Aim of the task: Your answer should be one number: the count of lines in the data below that include "OTHER".

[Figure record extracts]
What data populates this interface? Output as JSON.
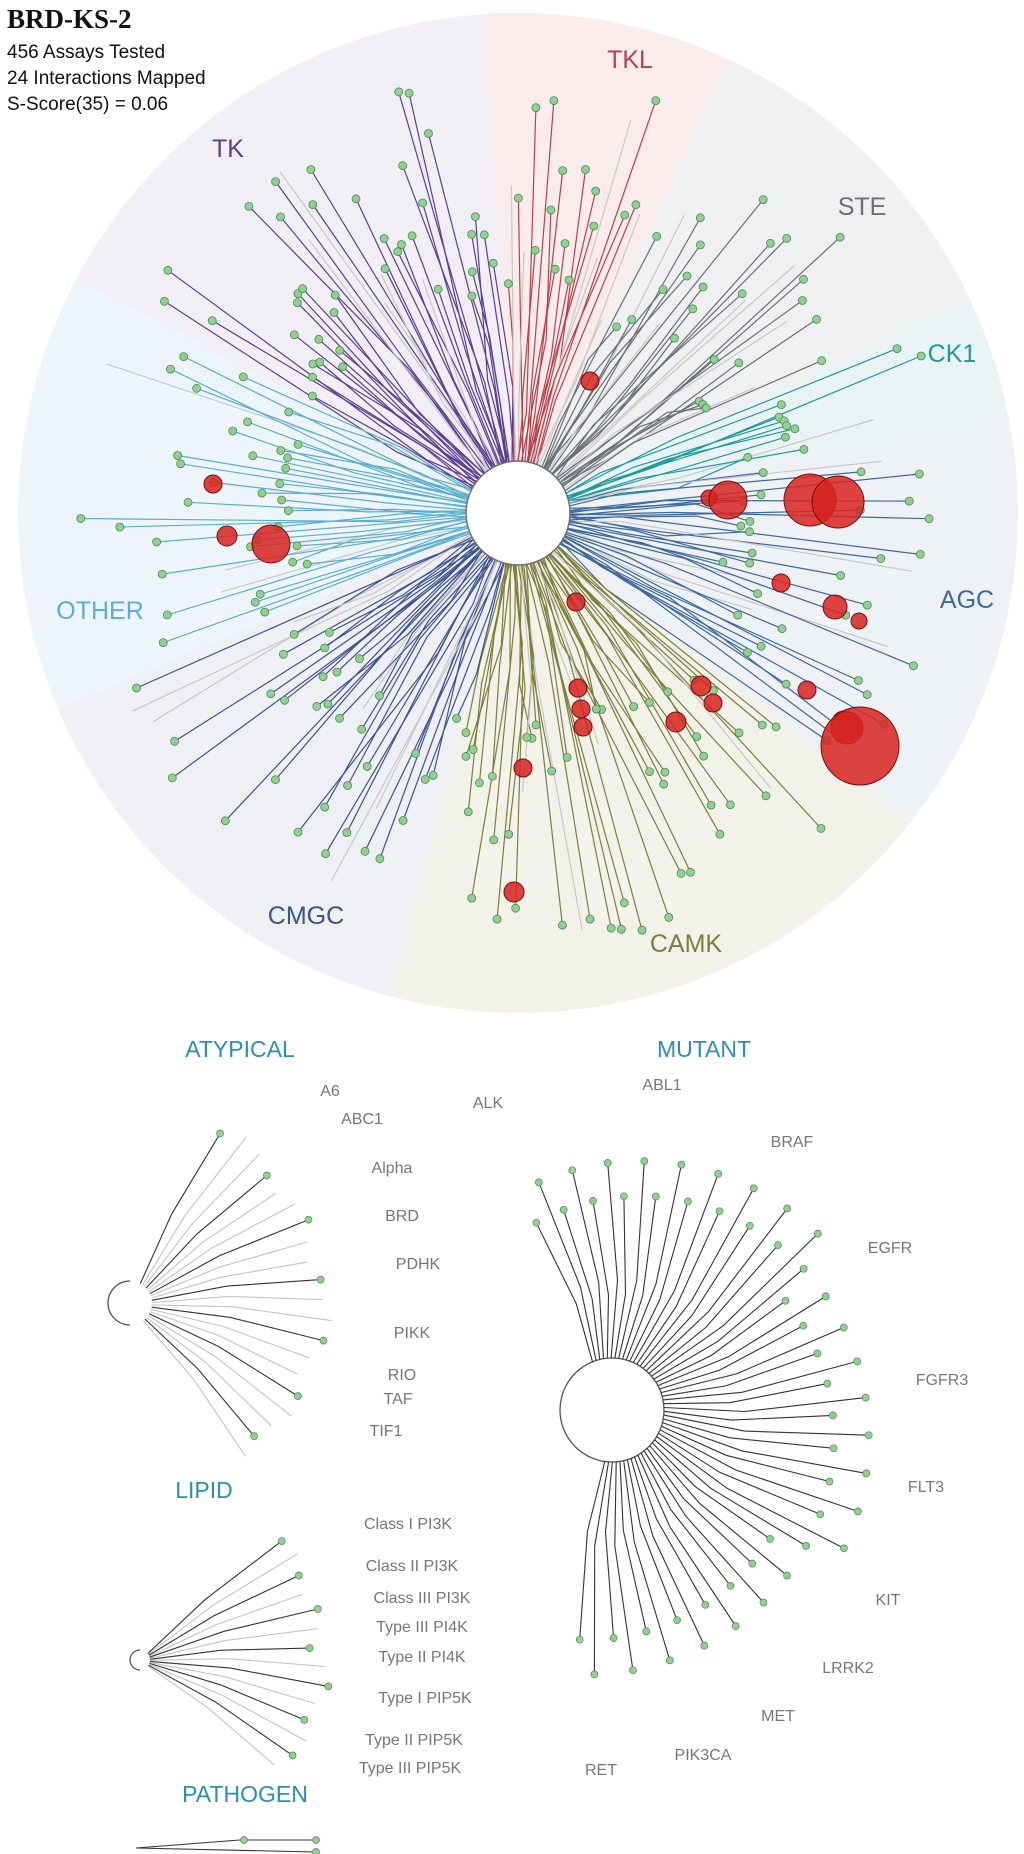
{
  "compound": "BRD-KS-2",
  "stats": {
    "assays": "456 Assays Tested",
    "interactions": "24 Interactions Mapped",
    "sscore": "S-Score(35) = 0.06"
  },
  "colors": {
    "TK": "#5a3f8f",
    "TKL": "#b8404a",
    "STE": "#6a6f78",
    "CK1": "#1f9a9e",
    "AGC": "#3d6a9e",
    "CAMK": "#7d7d3a",
    "CMGC": "#3c5391",
    "OTHER": "#5aaed0",
    "section": "#2a8fb5",
    "sublabel": "#777777",
    "hit": "#d8231f",
    "node": "#90d090"
  },
  "kinome_groups": [
    {
      "name": "TK",
      "label": "TK"
    },
    {
      "name": "TKL",
      "label": "TKL"
    },
    {
      "name": "STE",
      "label": "STE"
    },
    {
      "name": "CK1",
      "label": "CK1"
    },
    {
      "name": "AGC",
      "label": "AGC"
    },
    {
      "name": "CAMK",
      "label": "CAMK"
    },
    {
      "name": "CMGC",
      "label": "CMGC"
    },
    {
      "name": "OTHER",
      "label": "OTHER"
    }
  ],
  "sections": {
    "atypical": {
      "title": "ATYPICAL",
      "labels": [
        "A6",
        "ABC1",
        "Alpha",
        "BRD",
        "PDHK",
        "PIKK",
        "RIO",
        "TAF",
        "TIF1"
      ]
    },
    "lipid": {
      "title": "LIPID",
      "labels": [
        "Class I PI3K",
        "Class II PI3K",
        "Class III PI3K",
        "Type III PI4K",
        "Type II PI4K",
        "Type I PIP5K",
        "Type II PIP5K",
        "Type III PIP5K"
      ]
    },
    "pathogen": {
      "title": "PATHOGEN"
    },
    "mutant": {
      "title": "MUTANT",
      "labels": [
        "ALK",
        "ABL1",
        "BRAF",
        "EGFR",
        "FGFR3",
        "FLT3",
        "KIT",
        "LRRK2",
        "MET",
        "PIK3CA",
        "RET"
      ]
    }
  }
}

Exercise output: 3